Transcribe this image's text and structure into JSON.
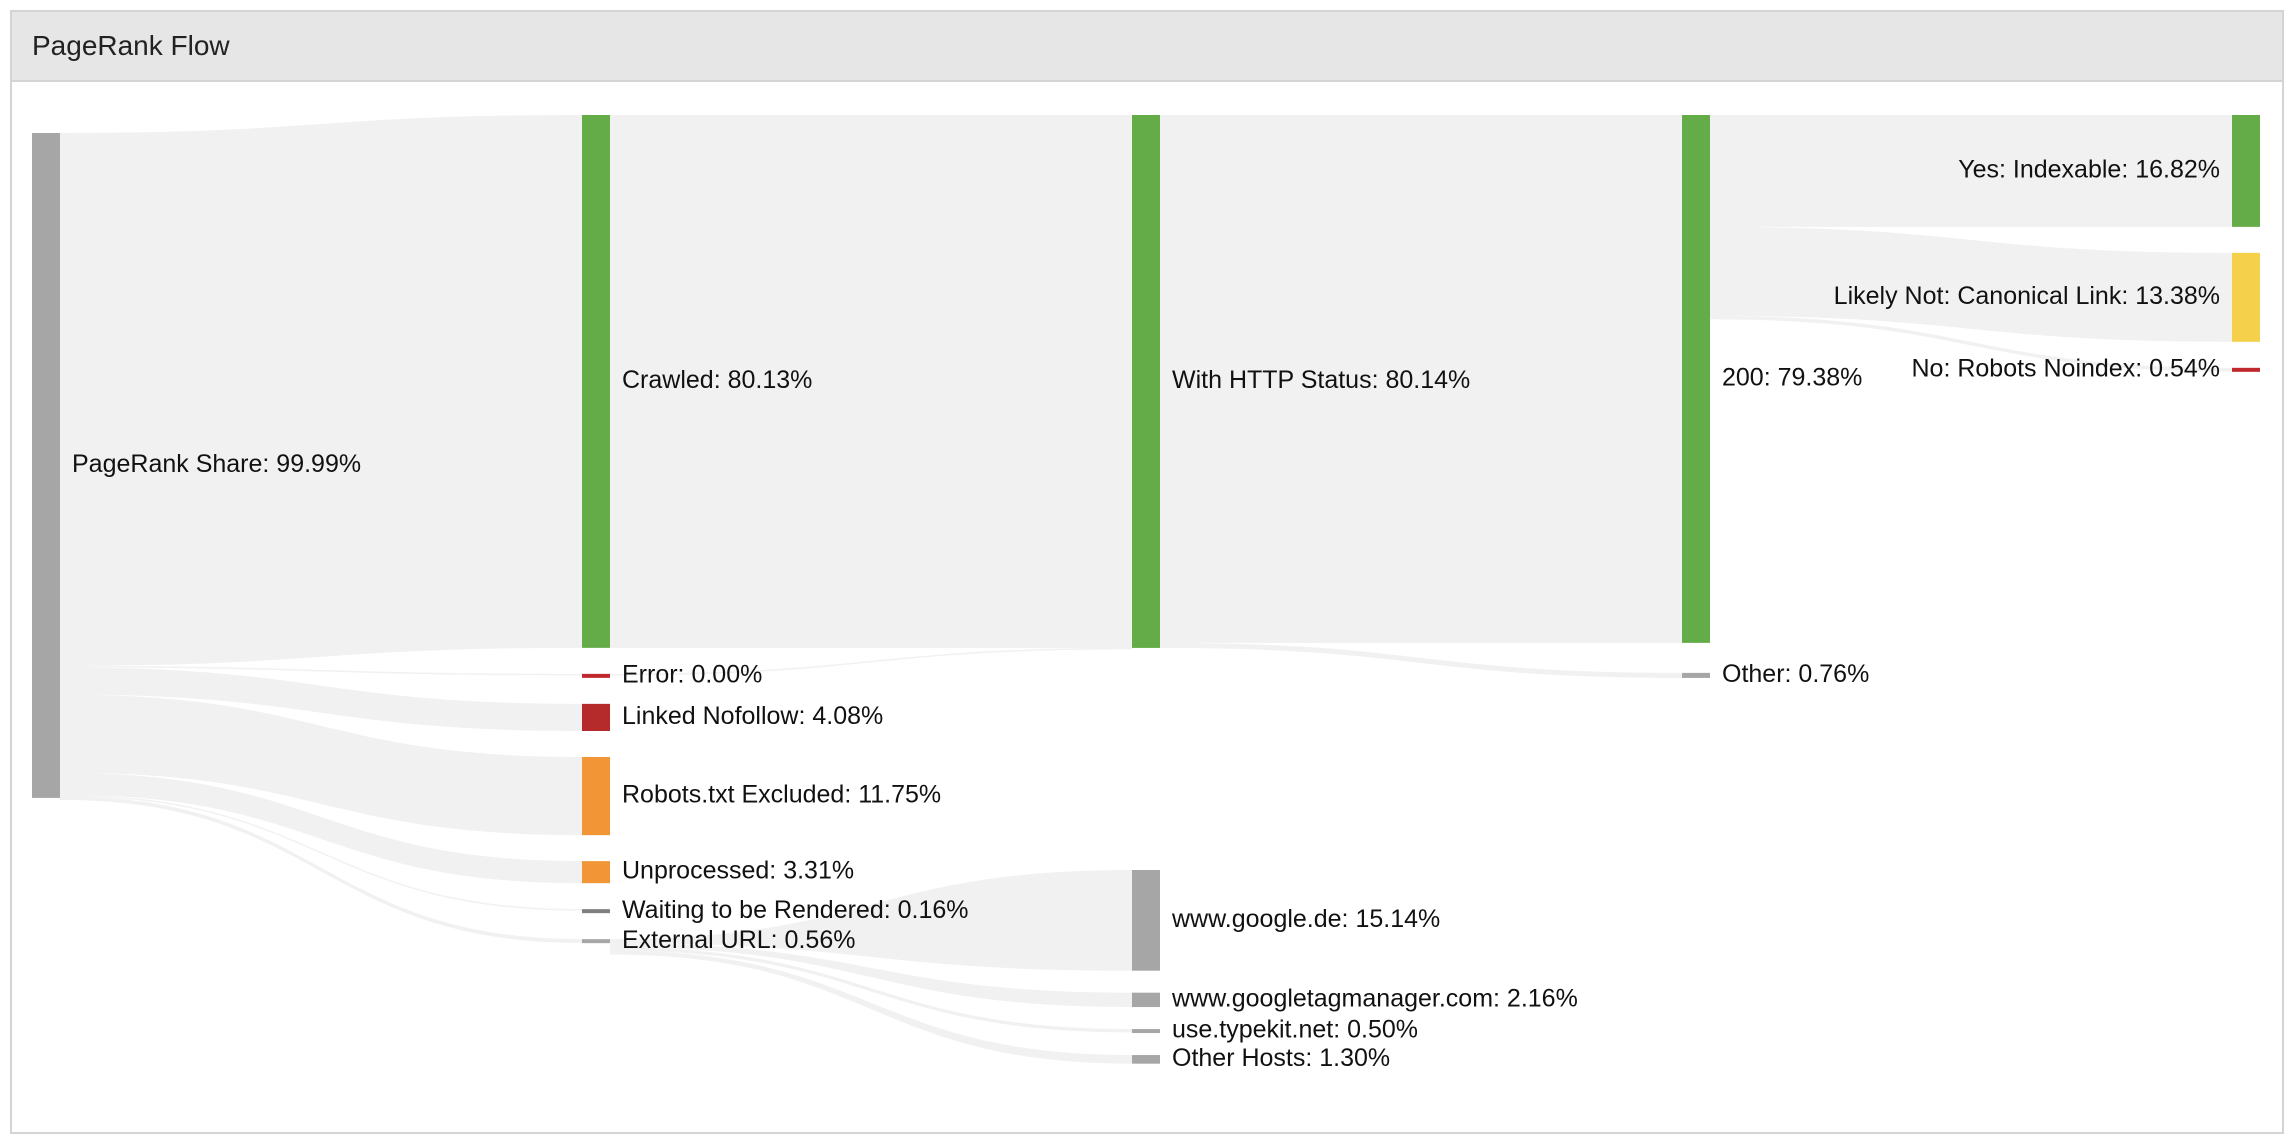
{
  "panel": {
    "title": "PageRank Flow"
  },
  "chart_data": {
    "type": "sankey",
    "nodes": [
      {
        "id": "source",
        "label": "PageRank Share: 99.99%",
        "value": 99.99,
        "color": "#a6a6a6",
        "column": 0
      },
      {
        "id": "crawled",
        "label": "Crawled: 80.13%",
        "value": 80.13,
        "color": "#64ac48",
        "column": 1
      },
      {
        "id": "error",
        "label": "Error: 0.00%",
        "value": 0.0,
        "color": "#c0282d",
        "column": 1
      },
      {
        "id": "nofollow",
        "label": "Linked Nofollow: 4.08%",
        "value": 4.08,
        "color": "#b52b2b",
        "column": 1
      },
      {
        "id": "robots",
        "label": "Robots.txt Excluded: 11.75%",
        "value": 11.75,
        "color": "#f19536",
        "column": 1
      },
      {
        "id": "unprocessed",
        "label": "Unprocessed: 3.31%",
        "value": 3.31,
        "color": "#f19536",
        "column": 1
      },
      {
        "id": "waiting",
        "label": "Waiting to be Rendered: 0.16%",
        "value": 0.16,
        "color": "#7f7f7f",
        "column": 1
      },
      {
        "id": "external",
        "label": "External URL: 0.56%",
        "value": 0.56,
        "color": "#a6a6a6",
        "column": 1
      },
      {
        "id": "http",
        "label": "With HTTP Status: 80.14%",
        "value": 80.14,
        "color": "#64ac48",
        "column": 2
      },
      {
        "id": "google",
        "label": "www.google.de: 15.14%",
        "value": 15.14,
        "color": "#a6a6a6",
        "column": 2
      },
      {
        "id": "gtm",
        "label": "www.googletagmanager.com: 2.16%",
        "value": 2.16,
        "color": "#a6a6a6",
        "column": 2
      },
      {
        "id": "typekit",
        "label": "use.typekit.net: 0.50%",
        "value": 0.5,
        "color": "#a6a6a6",
        "column": 2
      },
      {
        "id": "otherhosts",
        "label": "Other Hosts: 1.30%",
        "value": 1.3,
        "color": "#a6a6a6",
        "column": 2
      },
      {
        "id": "s200",
        "label": "200: 79.38%",
        "value": 79.38,
        "color": "#64ac48",
        "column": 3
      },
      {
        "id": "sother",
        "label": "Other: 0.76%",
        "value": 0.76,
        "color": "#a6a6a6",
        "column": 3
      },
      {
        "id": "indexable",
        "label": "Yes: Indexable: 16.82%",
        "value": 16.82,
        "color": "#64ac48",
        "column": 4
      },
      {
        "id": "canonical",
        "label": "Likely Not: Canonical Link: 13.38%",
        "value": 13.38,
        "color": "#f5d04a",
        "column": 4
      },
      {
        "id": "noindex",
        "label": "No: Robots Noindex: 0.54%",
        "value": 0.54,
        "color": "#c0282d",
        "column": 4
      }
    ],
    "links": [
      {
        "source": "source",
        "target": "crawled",
        "value": 80.13
      },
      {
        "source": "source",
        "target": "error",
        "value": 0.0
      },
      {
        "source": "source",
        "target": "nofollow",
        "value": 4.08
      },
      {
        "source": "source",
        "target": "robots",
        "value": 11.75
      },
      {
        "source": "source",
        "target": "unprocessed",
        "value": 3.31
      },
      {
        "source": "source",
        "target": "waiting",
        "value": 0.16
      },
      {
        "source": "source",
        "target": "external",
        "value": 0.56
      },
      {
        "source": "crawled",
        "target": "http",
        "value": 80.13
      },
      {
        "source": "error",
        "target": "http",
        "value": 0.0
      },
      {
        "source": "external",
        "target": "google",
        "value": 15.14
      },
      {
        "source": "external",
        "target": "gtm",
        "value": 2.16
      },
      {
        "source": "external",
        "target": "typekit",
        "value": 0.5
      },
      {
        "source": "external",
        "target": "otherhosts",
        "value": 1.3
      },
      {
        "source": "http",
        "target": "s200",
        "value": 79.38
      },
      {
        "source": "http",
        "target": "sother",
        "value": 0.76
      },
      {
        "source": "s200",
        "target": "indexable",
        "value": 16.82
      },
      {
        "source": "s200",
        "target": "canonical",
        "value": 13.38
      },
      {
        "source": "s200",
        "target": "noindex",
        "value": 0.54
      }
    ]
  }
}
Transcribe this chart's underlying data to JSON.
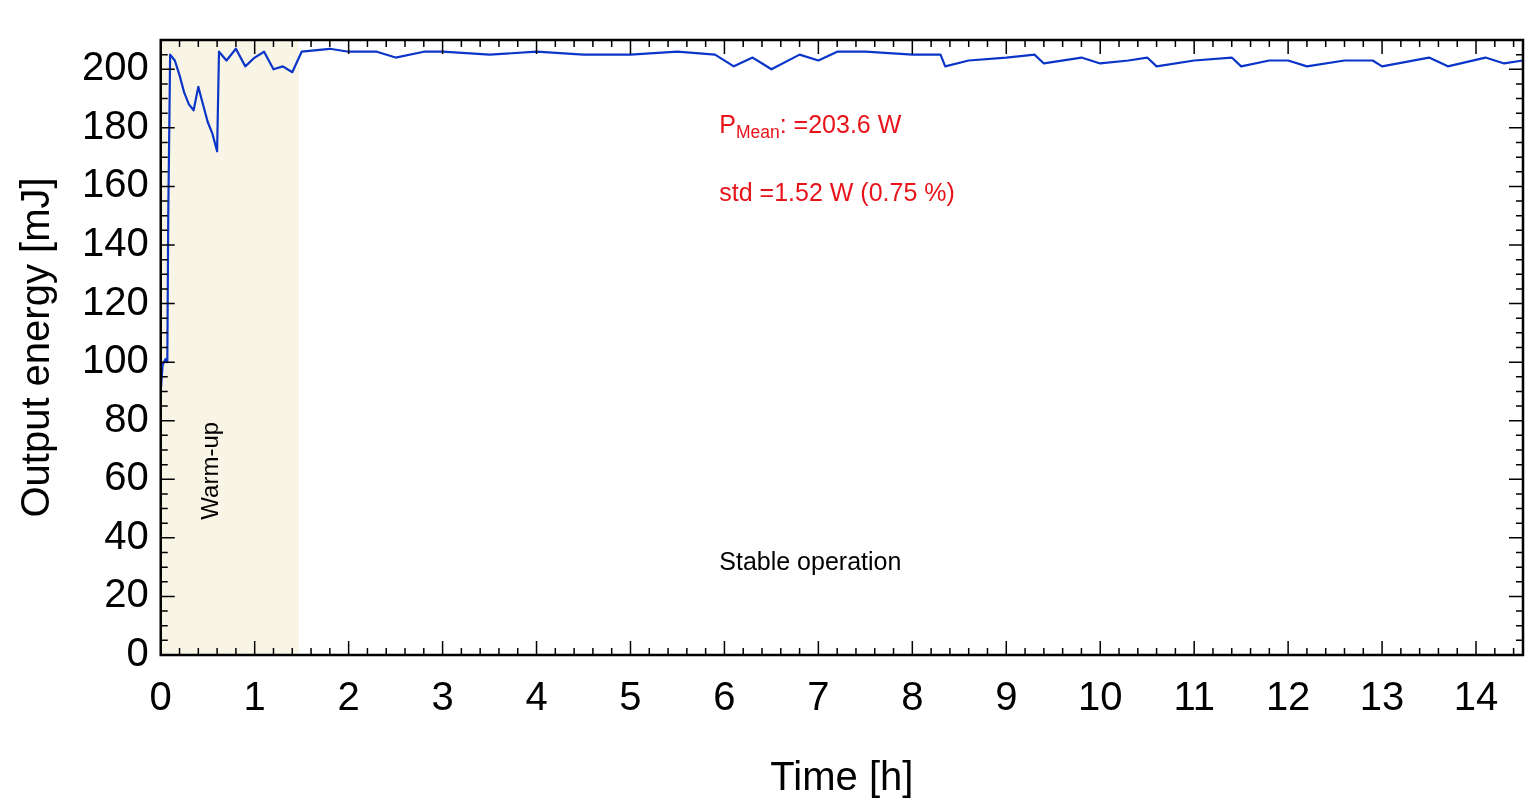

• _Set problem_
Every line of the data above should be quoted exactly. Omit the pictures.

• _Final result_
Transcribe this image's text and structure into JSON.
{
  "panel": {
    "title": "PageRank Flow"
  },
  "chart_data": {
    "type": "sankey",
    "nodes": [
      {
        "id": "source",
        "label": "PageRank Share: 99.99%",
        "value": 99.99,
        "color": "#a6a6a6",
        "column": 0
      },
      {
        "id": "crawled",
        "label": "Crawled: 80.13%",
        "value": 80.13,
        "color": "#64ac48",
        "column": 1
      },
      {
        "id": "error",
        "label": "Error: 0.00%",
        "value": 0.0,
        "color": "#c0282d",
        "column": 1
      },
      {
        "id": "nofollow",
        "label": "Linked Nofollow: 4.08%",
        "value": 4.08,
        "color": "#b52b2b",
        "column": 1
      },
      {
        "id": "robots",
        "label": "Robots.txt Excluded: 11.75%",
        "value": 11.75,
        "color": "#f19536",
        "column": 1
      },
      {
        "id": "unprocessed",
        "label": "Unprocessed: 3.31%",
        "value": 3.31,
        "color": "#f19536",
        "column": 1
      },
      {
        "id": "waiting",
        "label": "Waiting to be Rendered: 0.16%",
        "value": 0.16,
        "color": "#7f7f7f",
        "column": 1
      },
      {
        "id": "external",
        "label": "External URL: 0.56%",
        "value": 0.56,
        "color": "#a6a6a6",
        "column": 1
      },
      {
        "id": "http",
        "label": "With HTTP Status: 80.14%",
        "value": 80.14,
        "color": "#64ac48",
        "column": 2
      },
      {
        "id": "google",
        "label": "www.google.de: 15.14%",
        "value": 15.14,
        "color": "#a6a6a6",
        "column": 2
      },
      {
        "id": "gtm",
        "label": "www.googletagmanager.com: 2.16%",
        "value": 2.16,
        "color": "#a6a6a6",
        "column": 2
      },
      {
        "id": "typekit",
        "label": "use.typekit.net: 0.50%",
        "value": 0.5,
        "color": "#a6a6a6",
        "column": 2
      },
      {
        "id": "otherhosts",
        "label": "Other Hosts: 1.30%",
        "value": 1.3,
        "color": "#a6a6a6",
        "column": 2
      },
      {
        "id": "s200",
        "label": "200: 79.38%",
        "value": 79.38,
        "color": "#64ac48",
        "column": 3
      },
      {
        "id": "sother",
        "label": "Other: 0.76%",
        "value": 0.76,
        "color": "#a6a6a6",
        "column": 3
      },
      {
        "id": "indexable",
        "label": "Yes: Indexable: 16.82%",
        "value": 16.82,
        "color": "#64ac48",
        "column": 4
      },
      {
        "id": "canonical",
        "label": "Likely Not: Canonical Link: 13.38%",
        "value": 13.38,
        "color": "#f5d04a",
        "column": 4
      },
      {
        "id": "noindex",
        "label": "No: Robots Noindex: 0.54%",
        "value": 0.54,
        "color": "#c0282d",
        "column": 4
      }
    ],
    "links": [
      {
        "source": "source",
        "target": "crawled",
        "value": 80.13
      },
      {
        "source": "source",
        "target": "error",
        "value": 0.0
      },
      {
        "source": "source",
        "target": "nofollow",
        "value": 4.08
      },
      {
        "source": "source",
        "target": "robots",
        "value": 11.75
      },
      {
        "source": "source",
        "target": "unprocessed",
        "value": 3.31
      },
      {
        "source": "source",
        "target": "waiting",
        "value": 0.16
      },
      {
        "source": "source",
        "target": "external",
        "value": 0.56
      },
      {
        "source": "crawled",
        "target": "http",
        "value": 80.13
      },
      {
        "source": "error",
        "target": "http",
        "value": 0.0
      },
      {
        "source": "external",
        "target": "google",
        "value": 15.14
      },
      {
        "source": "external",
        "target": "gtm",
        "value": 2.16
      },
      {
        "source": "external",
        "target": "typekit",
        "value": 0.5
      },
      {
        "source": "external",
        "target": "otherhosts",
        "value": 1.3
      },
      {
        "source": "http",
        "target": "s200",
        "value": 79.38
      },
      {
        "source": "http",
        "target": "sother",
        "value": 0.76
      },
      {
        "source": "s200",
        "target": "indexable",
        "value": 16.82
      },
      {
        "source": "s200",
        "target": "canonical",
        "value": 13.38
      },
      {
        "source": "s200",
        "target": "noindex",
        "value": 0.54
      }
    ]
  }
}
Transcribe this chart's underlying data to JSON.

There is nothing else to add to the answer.